* _Problem to work on_:
Select lines where the word "daily" appears.

* _Recorded information_:

========

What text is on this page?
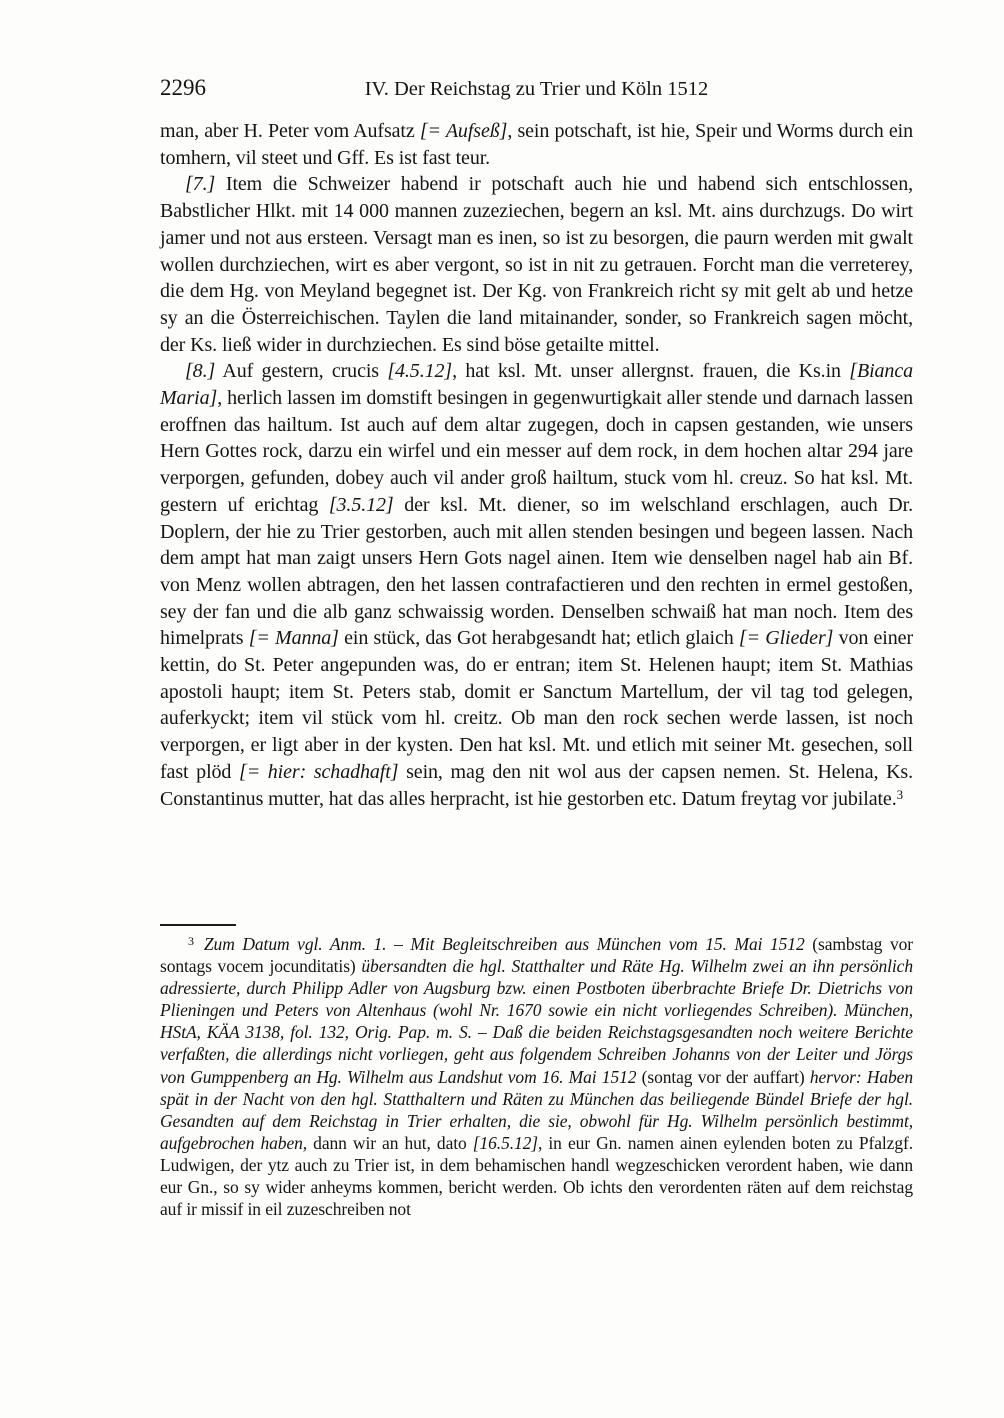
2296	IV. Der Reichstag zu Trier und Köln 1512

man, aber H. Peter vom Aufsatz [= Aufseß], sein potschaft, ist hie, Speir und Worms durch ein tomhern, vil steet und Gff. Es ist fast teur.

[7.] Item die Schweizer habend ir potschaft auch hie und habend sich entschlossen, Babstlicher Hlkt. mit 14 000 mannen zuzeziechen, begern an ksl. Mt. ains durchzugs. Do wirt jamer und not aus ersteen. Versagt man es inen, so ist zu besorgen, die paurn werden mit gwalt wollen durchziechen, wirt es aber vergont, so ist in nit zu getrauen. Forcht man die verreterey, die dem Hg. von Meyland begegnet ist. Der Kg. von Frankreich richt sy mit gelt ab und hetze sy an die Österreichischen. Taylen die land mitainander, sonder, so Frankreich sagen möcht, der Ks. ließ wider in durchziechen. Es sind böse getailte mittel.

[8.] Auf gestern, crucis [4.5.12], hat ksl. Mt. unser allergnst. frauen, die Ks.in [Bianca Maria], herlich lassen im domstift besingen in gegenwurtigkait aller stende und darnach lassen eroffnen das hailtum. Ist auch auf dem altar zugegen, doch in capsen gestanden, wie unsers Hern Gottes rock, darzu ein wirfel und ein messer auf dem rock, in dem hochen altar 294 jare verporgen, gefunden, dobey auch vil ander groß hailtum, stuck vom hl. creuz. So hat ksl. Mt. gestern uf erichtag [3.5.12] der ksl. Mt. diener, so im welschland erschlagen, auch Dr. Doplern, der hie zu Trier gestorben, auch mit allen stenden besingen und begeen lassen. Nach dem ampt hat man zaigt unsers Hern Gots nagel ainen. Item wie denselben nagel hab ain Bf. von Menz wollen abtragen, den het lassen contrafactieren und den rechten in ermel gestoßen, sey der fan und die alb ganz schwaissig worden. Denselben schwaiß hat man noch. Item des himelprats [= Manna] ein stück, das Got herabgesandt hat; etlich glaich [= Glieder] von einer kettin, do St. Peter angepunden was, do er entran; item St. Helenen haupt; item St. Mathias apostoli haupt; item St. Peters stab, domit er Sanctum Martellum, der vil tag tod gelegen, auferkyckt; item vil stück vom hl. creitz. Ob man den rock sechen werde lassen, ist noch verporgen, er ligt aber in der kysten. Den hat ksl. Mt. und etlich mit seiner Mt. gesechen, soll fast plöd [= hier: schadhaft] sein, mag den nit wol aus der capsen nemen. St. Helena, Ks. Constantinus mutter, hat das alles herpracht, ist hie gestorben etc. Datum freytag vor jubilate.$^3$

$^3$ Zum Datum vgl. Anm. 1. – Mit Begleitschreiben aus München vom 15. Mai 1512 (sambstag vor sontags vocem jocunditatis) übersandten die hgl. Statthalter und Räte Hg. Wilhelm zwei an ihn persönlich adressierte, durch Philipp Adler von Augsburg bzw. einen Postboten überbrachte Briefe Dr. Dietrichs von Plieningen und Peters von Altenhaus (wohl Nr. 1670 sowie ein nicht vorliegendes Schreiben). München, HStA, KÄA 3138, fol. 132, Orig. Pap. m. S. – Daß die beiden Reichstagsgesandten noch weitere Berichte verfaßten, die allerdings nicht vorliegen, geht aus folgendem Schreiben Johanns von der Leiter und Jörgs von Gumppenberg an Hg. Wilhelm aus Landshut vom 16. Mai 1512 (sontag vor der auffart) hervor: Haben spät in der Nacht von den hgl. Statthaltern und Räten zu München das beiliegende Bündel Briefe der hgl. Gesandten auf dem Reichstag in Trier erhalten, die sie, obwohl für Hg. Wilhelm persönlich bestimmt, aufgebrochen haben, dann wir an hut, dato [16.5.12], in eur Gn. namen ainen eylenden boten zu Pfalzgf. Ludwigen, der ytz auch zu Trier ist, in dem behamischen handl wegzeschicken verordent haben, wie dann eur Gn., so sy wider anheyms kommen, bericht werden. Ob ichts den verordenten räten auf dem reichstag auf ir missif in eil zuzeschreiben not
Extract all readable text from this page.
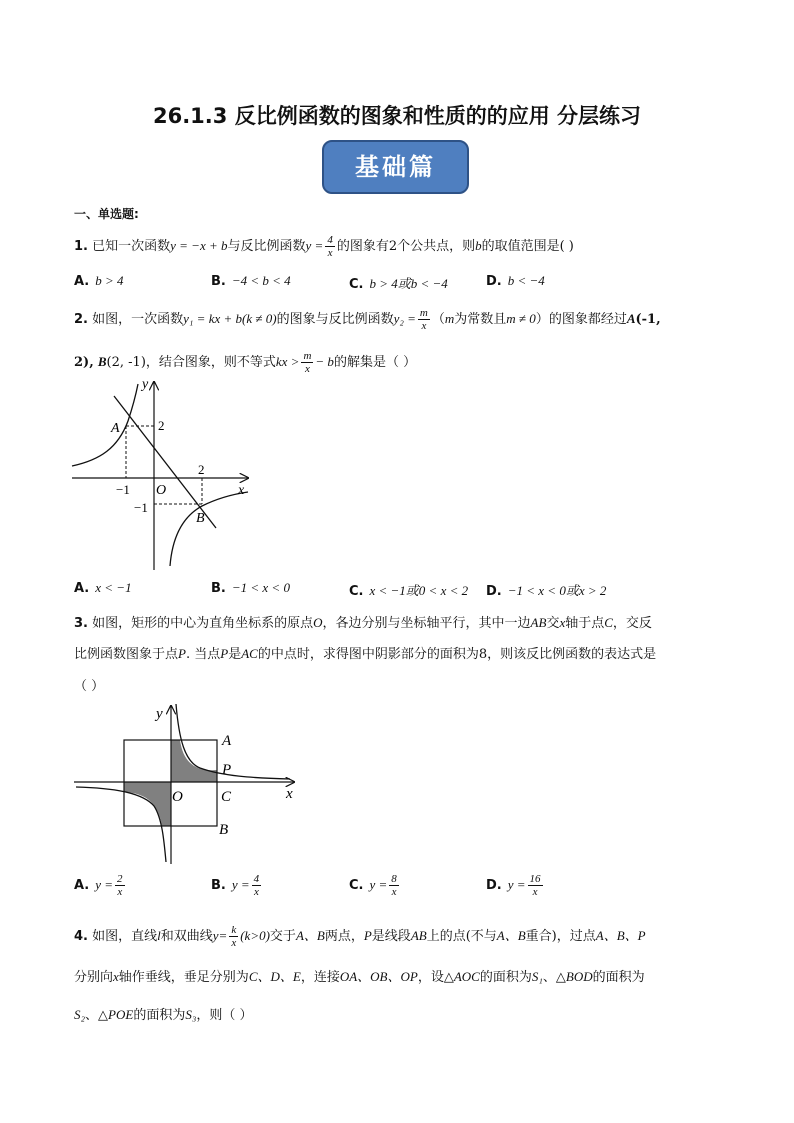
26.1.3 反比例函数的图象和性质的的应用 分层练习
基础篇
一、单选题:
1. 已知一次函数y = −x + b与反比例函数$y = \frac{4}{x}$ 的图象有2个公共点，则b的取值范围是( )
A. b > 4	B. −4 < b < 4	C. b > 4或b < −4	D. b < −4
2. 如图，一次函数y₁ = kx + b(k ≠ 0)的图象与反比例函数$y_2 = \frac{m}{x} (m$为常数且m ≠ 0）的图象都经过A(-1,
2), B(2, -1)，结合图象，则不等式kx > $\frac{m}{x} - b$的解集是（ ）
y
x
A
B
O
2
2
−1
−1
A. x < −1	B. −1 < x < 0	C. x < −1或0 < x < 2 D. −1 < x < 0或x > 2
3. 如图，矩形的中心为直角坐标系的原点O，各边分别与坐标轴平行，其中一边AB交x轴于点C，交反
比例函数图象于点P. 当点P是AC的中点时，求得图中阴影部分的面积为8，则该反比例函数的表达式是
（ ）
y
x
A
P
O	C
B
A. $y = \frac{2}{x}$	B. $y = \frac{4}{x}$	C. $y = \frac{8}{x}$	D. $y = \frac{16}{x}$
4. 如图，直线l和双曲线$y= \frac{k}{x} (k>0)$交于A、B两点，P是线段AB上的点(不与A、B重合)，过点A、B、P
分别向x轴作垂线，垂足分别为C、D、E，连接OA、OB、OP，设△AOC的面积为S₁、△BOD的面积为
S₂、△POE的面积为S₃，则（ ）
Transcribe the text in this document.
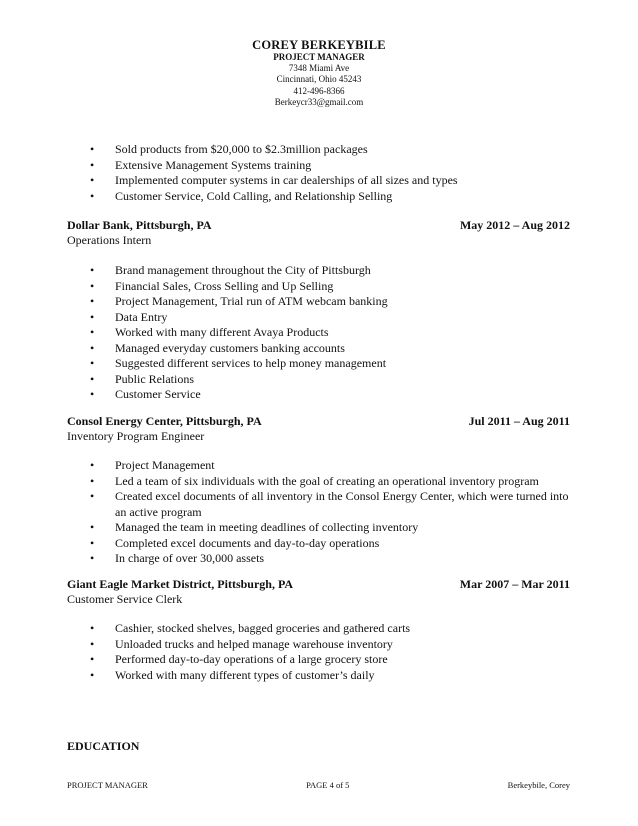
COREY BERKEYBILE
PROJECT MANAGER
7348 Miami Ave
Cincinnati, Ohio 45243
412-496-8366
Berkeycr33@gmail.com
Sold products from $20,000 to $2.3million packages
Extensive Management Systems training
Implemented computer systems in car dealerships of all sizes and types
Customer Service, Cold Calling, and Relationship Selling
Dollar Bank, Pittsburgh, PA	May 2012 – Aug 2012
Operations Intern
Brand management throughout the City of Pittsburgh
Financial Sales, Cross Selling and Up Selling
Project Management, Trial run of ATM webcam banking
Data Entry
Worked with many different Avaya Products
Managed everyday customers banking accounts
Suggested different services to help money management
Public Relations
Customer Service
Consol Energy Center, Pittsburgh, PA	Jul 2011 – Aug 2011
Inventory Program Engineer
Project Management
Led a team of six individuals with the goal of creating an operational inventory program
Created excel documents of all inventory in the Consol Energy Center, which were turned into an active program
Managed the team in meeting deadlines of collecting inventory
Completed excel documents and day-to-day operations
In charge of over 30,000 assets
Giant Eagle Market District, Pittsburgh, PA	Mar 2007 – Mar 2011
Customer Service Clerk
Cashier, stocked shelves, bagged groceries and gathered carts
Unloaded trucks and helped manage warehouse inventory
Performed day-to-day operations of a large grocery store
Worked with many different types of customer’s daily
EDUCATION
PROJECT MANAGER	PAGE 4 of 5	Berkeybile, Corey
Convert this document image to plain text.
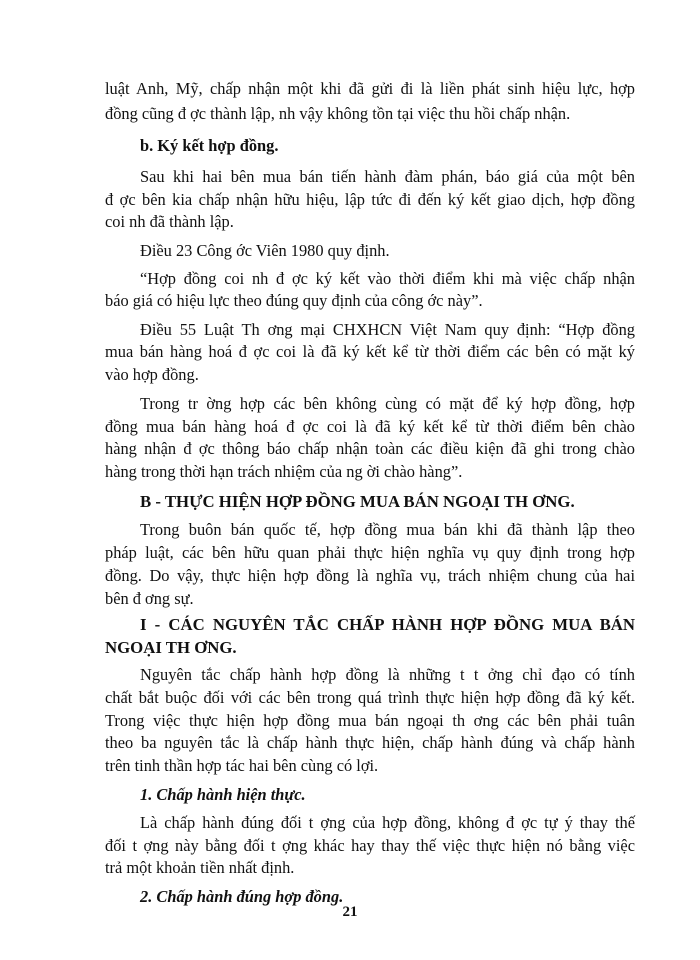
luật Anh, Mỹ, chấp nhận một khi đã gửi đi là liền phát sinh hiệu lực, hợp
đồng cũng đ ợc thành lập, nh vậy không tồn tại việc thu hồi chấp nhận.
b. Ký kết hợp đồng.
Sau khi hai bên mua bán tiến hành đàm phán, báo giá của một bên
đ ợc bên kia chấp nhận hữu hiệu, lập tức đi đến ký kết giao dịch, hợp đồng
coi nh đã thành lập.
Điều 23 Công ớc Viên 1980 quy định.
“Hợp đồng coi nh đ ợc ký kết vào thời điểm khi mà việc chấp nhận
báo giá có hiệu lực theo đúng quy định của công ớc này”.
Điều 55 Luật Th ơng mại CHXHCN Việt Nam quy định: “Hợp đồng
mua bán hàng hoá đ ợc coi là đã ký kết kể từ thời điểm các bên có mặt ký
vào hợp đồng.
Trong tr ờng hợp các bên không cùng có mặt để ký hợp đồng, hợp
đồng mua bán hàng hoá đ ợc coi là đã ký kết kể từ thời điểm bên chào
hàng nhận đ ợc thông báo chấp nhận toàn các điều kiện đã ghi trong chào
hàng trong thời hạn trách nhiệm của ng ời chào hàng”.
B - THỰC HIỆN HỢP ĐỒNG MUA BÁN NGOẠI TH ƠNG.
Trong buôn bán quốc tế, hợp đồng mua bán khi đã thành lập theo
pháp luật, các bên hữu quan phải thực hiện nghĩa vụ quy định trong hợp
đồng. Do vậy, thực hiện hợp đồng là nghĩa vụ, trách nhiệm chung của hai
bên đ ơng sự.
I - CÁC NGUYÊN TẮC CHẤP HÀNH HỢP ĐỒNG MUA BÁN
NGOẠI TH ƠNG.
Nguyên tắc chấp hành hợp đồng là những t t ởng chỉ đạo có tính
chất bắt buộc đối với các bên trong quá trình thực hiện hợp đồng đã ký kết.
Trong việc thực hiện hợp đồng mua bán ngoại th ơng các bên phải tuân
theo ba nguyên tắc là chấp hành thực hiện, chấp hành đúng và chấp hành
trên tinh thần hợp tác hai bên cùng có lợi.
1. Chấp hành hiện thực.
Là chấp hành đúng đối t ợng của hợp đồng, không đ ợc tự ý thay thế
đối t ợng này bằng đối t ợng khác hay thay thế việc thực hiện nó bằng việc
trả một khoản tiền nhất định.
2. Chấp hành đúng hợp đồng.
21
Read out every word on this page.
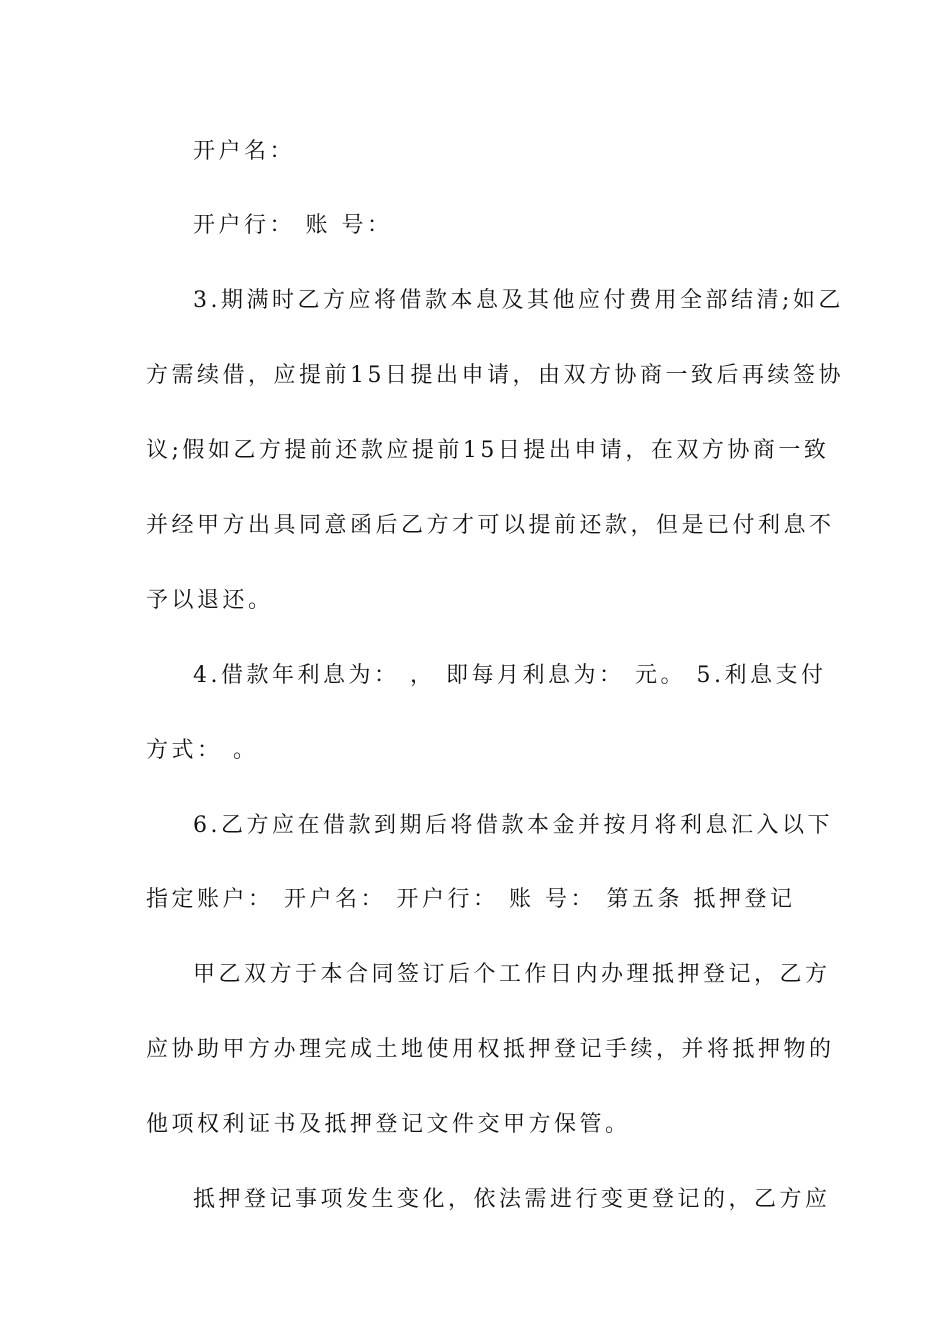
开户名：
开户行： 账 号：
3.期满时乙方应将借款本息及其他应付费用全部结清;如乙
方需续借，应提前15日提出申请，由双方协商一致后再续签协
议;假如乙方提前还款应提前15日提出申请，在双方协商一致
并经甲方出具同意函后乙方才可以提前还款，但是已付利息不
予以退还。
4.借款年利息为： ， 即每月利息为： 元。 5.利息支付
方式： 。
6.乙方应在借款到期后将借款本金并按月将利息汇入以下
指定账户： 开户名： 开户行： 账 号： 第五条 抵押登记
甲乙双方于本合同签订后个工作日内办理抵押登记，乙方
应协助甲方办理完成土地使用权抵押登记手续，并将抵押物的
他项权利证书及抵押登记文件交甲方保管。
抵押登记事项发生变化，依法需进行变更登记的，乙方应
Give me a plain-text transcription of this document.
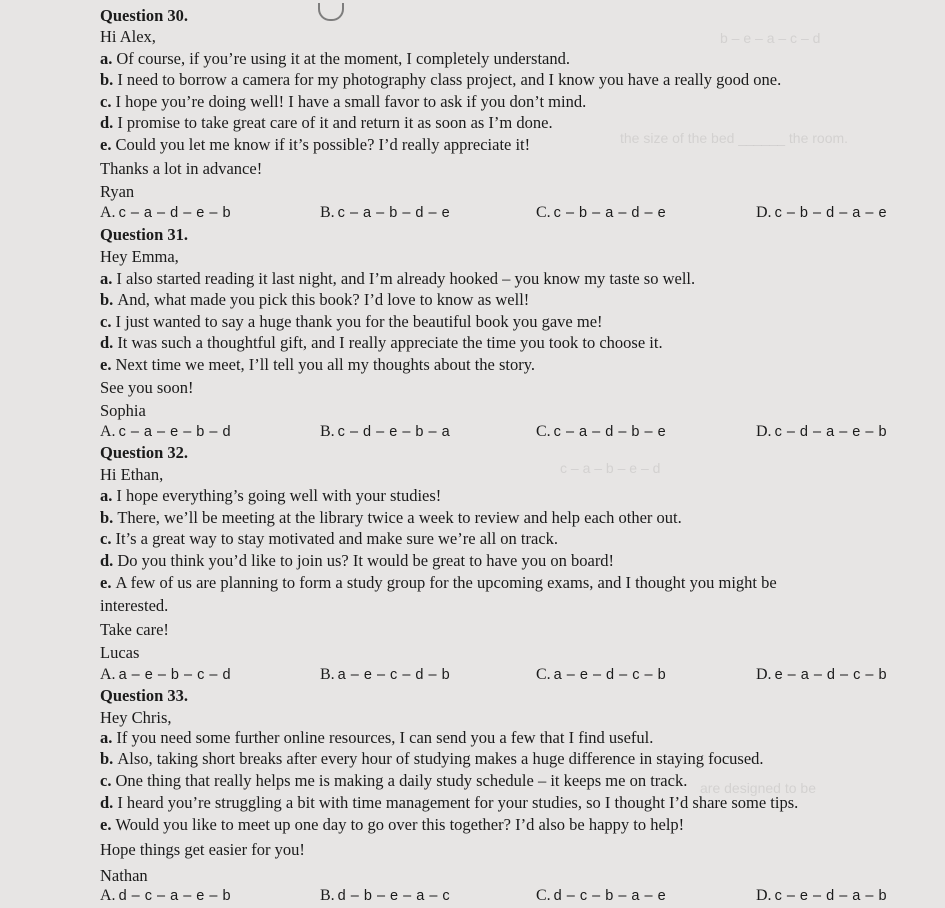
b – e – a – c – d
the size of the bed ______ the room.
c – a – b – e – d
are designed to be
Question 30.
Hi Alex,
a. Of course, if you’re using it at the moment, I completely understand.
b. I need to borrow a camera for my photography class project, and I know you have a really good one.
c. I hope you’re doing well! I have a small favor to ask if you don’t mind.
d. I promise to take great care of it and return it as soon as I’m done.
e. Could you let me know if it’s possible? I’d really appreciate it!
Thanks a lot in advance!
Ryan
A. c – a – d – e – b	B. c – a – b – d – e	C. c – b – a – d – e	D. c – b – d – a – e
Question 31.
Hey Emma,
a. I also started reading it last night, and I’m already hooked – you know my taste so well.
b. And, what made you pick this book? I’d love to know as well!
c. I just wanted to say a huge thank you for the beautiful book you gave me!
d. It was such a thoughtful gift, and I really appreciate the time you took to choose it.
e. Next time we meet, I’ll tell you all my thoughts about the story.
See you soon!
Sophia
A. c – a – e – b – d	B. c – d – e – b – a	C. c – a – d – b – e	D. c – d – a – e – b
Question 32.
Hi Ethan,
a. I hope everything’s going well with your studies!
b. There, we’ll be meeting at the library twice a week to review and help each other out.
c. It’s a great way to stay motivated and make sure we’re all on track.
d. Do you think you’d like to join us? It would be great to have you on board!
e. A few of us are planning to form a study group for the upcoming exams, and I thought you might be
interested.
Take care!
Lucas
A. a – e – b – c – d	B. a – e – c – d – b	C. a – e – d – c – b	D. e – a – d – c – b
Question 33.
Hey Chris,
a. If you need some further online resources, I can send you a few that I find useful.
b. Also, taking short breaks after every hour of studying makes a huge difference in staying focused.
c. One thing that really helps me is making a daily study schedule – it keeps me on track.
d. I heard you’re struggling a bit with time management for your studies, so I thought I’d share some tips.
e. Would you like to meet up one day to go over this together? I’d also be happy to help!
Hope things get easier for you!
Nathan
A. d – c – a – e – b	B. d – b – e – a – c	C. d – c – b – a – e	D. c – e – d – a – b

========

* _Exercise output_:
Worked with many different types of customer’s daily
c. One thing that really helps me is making a daily study schedule – it keeps me on track.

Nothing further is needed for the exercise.